» Page text:
• • • • • • •
While on the subject of people, I have to give some sort of tribute to guys. Guys in general, God-following guys in particular. I don’t hang around very many guys very much of the time, but in a culture that attacks masculinity I guess somebody (in this case, me) needs to stand up and say that you guys are great.

You make much funnier jokes than most girls, you don’t tend to form clicks like girls do, and you can be really encouraging when you want to be. You have confidence that lends a certain amount of stability to the human race. I know girls complain all the time about how guys are clueless and don’t seem to remember a lot of things females deem vital to social existence…such as birthdays and anniversaries and what she was wearing the night they first went out…but that’s ok.
• • • • • • •
» Dataset records:

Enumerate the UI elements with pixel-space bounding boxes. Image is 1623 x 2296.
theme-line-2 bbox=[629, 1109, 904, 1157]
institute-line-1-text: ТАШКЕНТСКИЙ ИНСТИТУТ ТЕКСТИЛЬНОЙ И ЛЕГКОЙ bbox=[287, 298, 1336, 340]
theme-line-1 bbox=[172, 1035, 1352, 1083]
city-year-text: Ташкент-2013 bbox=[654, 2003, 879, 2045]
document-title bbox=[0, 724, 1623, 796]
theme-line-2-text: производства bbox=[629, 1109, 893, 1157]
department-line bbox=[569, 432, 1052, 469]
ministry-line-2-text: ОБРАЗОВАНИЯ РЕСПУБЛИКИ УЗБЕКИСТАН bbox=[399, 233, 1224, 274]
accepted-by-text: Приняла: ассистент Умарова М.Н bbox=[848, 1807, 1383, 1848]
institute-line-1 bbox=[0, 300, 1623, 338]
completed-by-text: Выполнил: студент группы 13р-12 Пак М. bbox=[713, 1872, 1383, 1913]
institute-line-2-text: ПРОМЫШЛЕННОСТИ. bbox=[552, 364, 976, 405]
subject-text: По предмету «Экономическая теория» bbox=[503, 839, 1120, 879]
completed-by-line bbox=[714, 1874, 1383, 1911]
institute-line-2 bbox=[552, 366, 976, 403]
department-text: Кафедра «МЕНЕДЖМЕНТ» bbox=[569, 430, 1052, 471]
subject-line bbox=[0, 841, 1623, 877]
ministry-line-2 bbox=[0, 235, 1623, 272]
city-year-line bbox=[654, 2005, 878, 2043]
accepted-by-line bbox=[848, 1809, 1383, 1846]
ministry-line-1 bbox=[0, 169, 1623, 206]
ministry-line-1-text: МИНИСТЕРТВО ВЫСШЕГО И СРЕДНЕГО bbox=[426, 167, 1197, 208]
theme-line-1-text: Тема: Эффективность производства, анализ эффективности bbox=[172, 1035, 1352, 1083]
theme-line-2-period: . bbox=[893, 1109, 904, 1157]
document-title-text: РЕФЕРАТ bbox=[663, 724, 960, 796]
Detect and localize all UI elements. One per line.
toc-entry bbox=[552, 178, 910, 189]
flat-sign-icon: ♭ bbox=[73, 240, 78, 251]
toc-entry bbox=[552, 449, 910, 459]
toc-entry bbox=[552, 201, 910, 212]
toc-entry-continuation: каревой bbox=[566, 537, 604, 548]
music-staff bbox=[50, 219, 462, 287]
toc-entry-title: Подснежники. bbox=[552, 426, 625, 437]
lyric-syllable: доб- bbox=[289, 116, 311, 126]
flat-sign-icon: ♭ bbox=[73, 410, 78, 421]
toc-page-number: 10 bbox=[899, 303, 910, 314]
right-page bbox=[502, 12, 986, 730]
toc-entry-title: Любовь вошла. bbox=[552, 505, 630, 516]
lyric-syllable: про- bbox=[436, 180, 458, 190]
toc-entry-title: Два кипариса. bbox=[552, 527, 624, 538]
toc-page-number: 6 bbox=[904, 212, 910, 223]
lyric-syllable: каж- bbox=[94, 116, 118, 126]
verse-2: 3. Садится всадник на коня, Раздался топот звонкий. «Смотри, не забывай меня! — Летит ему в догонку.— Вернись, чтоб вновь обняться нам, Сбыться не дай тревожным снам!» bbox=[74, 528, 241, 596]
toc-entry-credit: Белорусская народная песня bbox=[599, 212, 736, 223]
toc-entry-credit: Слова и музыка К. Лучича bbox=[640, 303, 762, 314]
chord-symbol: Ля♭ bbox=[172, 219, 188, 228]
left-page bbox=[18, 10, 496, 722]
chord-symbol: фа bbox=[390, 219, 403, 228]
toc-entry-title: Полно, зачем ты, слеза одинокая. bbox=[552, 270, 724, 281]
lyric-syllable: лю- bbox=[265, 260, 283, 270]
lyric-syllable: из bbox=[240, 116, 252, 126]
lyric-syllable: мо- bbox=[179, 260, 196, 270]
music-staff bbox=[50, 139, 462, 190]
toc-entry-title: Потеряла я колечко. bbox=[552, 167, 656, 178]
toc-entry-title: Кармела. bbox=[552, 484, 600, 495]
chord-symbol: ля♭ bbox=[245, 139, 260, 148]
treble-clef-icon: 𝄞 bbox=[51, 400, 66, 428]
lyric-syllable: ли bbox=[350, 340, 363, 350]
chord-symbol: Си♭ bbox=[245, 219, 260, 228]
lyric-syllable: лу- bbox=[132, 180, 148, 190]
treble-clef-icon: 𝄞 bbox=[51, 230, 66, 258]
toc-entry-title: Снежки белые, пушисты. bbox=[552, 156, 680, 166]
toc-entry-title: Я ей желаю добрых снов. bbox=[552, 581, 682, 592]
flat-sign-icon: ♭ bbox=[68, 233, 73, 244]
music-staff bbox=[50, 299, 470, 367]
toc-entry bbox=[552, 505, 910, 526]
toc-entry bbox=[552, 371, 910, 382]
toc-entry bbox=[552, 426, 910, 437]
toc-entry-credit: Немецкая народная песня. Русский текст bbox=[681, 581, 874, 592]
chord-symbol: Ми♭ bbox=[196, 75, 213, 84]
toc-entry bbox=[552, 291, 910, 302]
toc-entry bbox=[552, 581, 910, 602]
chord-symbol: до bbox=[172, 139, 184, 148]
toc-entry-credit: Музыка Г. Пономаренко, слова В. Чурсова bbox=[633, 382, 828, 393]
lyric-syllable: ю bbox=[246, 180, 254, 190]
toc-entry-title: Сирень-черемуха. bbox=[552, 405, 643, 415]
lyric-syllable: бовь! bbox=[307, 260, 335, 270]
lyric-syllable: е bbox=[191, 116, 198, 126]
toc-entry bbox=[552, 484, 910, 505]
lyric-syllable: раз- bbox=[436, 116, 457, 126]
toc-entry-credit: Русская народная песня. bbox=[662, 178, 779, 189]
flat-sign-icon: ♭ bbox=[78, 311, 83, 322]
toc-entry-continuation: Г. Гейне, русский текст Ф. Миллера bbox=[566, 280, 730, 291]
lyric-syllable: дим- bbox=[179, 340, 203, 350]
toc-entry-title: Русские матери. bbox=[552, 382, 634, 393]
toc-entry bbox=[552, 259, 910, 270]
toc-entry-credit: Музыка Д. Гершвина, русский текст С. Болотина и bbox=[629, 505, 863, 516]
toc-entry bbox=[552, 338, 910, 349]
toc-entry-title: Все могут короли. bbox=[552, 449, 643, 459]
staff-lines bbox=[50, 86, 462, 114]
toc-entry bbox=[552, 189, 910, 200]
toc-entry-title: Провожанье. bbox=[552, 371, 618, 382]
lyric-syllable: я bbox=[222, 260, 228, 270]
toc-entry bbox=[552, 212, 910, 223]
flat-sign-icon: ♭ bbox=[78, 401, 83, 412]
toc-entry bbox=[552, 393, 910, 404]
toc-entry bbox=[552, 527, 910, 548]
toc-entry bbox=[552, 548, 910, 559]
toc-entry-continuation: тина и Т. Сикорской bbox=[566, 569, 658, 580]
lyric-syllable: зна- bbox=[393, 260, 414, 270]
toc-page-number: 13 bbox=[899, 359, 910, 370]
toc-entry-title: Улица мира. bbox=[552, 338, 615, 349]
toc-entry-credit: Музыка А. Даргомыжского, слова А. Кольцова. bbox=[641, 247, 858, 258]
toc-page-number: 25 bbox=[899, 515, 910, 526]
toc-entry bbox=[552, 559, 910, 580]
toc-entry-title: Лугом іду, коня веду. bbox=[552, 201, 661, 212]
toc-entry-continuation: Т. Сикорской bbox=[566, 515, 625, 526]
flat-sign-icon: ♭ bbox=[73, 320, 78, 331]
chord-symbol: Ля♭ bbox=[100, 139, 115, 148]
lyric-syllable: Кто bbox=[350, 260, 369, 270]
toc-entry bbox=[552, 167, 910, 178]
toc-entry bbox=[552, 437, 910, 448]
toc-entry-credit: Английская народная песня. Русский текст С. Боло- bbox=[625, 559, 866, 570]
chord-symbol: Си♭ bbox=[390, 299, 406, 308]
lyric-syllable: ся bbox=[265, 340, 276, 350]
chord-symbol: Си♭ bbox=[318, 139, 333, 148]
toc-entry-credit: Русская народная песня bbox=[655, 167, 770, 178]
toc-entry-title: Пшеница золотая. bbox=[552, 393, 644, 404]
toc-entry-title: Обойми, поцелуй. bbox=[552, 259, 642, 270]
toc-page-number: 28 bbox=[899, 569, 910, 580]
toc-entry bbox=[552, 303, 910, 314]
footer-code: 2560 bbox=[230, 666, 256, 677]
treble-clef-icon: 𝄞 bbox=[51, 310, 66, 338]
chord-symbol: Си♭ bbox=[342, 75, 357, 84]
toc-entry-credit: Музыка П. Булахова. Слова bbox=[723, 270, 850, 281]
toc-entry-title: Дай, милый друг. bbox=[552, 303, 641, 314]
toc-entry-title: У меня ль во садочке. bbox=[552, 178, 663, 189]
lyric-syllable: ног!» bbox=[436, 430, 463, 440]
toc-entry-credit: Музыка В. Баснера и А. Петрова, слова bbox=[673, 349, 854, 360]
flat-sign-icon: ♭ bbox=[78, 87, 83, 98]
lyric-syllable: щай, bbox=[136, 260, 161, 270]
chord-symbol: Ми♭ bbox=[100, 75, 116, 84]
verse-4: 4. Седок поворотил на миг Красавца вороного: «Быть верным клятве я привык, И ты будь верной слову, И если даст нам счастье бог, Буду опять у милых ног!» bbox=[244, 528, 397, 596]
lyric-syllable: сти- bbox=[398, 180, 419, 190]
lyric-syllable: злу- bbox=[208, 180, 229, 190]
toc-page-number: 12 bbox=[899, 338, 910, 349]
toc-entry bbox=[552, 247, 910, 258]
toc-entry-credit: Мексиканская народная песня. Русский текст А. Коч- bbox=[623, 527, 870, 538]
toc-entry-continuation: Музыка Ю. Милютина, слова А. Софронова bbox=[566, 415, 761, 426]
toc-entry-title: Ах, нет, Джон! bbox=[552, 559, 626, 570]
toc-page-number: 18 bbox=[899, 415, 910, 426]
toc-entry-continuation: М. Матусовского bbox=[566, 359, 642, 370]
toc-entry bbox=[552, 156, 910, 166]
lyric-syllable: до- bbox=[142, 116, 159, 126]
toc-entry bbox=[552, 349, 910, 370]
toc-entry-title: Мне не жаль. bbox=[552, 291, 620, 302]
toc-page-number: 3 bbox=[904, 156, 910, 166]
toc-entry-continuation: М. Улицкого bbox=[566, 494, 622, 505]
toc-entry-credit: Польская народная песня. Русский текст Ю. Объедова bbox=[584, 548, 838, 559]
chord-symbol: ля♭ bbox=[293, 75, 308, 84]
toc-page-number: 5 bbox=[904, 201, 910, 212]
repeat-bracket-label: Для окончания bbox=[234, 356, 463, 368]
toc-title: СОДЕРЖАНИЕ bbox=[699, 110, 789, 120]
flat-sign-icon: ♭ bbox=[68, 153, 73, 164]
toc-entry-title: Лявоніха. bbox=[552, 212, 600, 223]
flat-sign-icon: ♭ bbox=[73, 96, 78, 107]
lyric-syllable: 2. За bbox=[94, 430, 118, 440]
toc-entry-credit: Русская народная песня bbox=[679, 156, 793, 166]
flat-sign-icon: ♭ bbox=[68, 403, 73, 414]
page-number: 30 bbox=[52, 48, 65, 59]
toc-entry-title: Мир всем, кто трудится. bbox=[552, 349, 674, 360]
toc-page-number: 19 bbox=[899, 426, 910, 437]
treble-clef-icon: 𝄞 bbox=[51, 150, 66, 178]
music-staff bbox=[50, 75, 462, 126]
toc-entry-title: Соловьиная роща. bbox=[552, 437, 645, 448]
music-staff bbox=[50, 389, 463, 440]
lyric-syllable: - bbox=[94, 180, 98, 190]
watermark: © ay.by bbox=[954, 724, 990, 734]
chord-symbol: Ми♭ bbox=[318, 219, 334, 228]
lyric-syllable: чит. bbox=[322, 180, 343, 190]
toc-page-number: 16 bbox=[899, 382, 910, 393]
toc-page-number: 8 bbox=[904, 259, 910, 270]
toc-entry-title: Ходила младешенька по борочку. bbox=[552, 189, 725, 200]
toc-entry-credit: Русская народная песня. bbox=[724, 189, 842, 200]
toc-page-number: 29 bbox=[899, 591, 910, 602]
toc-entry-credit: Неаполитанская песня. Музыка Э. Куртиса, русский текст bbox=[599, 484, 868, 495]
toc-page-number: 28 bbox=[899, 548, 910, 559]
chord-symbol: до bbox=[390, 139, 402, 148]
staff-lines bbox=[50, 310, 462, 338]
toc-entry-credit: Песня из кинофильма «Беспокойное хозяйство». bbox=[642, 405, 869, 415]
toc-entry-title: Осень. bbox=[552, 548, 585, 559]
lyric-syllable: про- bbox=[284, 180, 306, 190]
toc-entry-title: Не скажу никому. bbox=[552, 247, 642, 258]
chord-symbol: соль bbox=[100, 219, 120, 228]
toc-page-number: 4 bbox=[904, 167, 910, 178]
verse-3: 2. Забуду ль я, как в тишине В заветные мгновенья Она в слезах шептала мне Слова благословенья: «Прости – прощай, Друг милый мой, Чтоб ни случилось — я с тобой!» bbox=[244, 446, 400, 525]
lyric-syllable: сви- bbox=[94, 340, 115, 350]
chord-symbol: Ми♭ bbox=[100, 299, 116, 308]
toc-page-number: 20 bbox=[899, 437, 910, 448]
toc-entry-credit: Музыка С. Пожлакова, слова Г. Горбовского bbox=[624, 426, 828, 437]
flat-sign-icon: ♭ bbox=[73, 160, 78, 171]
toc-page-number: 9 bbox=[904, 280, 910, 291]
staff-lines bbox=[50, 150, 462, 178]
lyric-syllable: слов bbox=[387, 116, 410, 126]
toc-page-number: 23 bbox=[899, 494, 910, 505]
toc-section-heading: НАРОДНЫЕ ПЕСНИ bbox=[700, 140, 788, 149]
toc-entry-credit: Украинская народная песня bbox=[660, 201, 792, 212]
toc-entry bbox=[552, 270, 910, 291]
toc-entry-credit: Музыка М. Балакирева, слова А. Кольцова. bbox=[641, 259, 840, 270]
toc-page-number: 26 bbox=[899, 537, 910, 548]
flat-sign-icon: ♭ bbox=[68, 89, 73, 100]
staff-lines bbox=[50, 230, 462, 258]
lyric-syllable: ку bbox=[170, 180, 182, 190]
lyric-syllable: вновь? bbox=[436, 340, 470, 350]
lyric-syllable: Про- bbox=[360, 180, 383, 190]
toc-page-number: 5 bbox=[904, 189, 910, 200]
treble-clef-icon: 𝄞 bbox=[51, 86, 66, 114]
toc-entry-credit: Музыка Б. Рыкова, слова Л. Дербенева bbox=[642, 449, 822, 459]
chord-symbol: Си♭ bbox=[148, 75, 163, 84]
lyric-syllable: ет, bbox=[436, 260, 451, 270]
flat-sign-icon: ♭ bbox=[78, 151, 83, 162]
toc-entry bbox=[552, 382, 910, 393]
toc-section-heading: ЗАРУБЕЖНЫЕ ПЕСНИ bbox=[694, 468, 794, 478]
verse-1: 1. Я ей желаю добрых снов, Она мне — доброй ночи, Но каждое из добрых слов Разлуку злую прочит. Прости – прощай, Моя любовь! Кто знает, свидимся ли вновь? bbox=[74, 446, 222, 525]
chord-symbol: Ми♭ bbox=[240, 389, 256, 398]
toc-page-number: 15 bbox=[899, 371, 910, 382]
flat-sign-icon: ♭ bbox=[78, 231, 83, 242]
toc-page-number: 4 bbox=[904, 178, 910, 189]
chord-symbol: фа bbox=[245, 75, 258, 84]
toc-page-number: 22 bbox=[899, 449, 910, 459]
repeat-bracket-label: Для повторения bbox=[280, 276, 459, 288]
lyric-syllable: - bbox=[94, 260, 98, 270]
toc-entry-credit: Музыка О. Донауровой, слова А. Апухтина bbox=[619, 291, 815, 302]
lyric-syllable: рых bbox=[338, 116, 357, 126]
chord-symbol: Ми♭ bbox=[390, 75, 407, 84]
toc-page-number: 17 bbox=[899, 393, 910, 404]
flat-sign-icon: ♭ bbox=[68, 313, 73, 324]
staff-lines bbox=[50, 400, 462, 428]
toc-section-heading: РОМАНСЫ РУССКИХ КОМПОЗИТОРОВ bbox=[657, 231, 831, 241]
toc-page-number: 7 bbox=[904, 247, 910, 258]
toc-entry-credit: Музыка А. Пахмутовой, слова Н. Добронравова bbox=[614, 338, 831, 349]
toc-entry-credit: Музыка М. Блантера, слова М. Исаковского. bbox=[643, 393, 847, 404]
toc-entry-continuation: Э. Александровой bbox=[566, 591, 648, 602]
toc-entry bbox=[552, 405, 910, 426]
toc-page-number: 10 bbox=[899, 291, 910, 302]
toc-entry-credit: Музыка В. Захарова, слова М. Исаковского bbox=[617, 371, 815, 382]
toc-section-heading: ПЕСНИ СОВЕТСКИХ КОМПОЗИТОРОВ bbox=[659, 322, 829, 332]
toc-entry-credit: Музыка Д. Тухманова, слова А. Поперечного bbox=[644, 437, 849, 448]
• • • • • • •
» Tasks:
(a) Does the text about guys agree with each statement? Answer yes or no for each, and quote the words that decide it.
(i) The writer spends a lot of time around guys.
(ii) The writer says guys don't tend to form clicks the way girls do.
(iii) The writer credits guys' confidence with giving the human race some stability.
(b) According to the text about guys, what things do girls complain that guys don't seem to remember?
Use only the text about guys, not the items.

» Answers for the exercise:
(a)
(i) No: "I don’t hang around very many guys very much of the time"
(ii) Yes: "you don’t tend to form clicks like girls do"
(iii) Yes: "You have confidence that lends a certain amount of stability to the human race."

(b) Birthdays, anniversaries, and what she was wearing the night they first went out.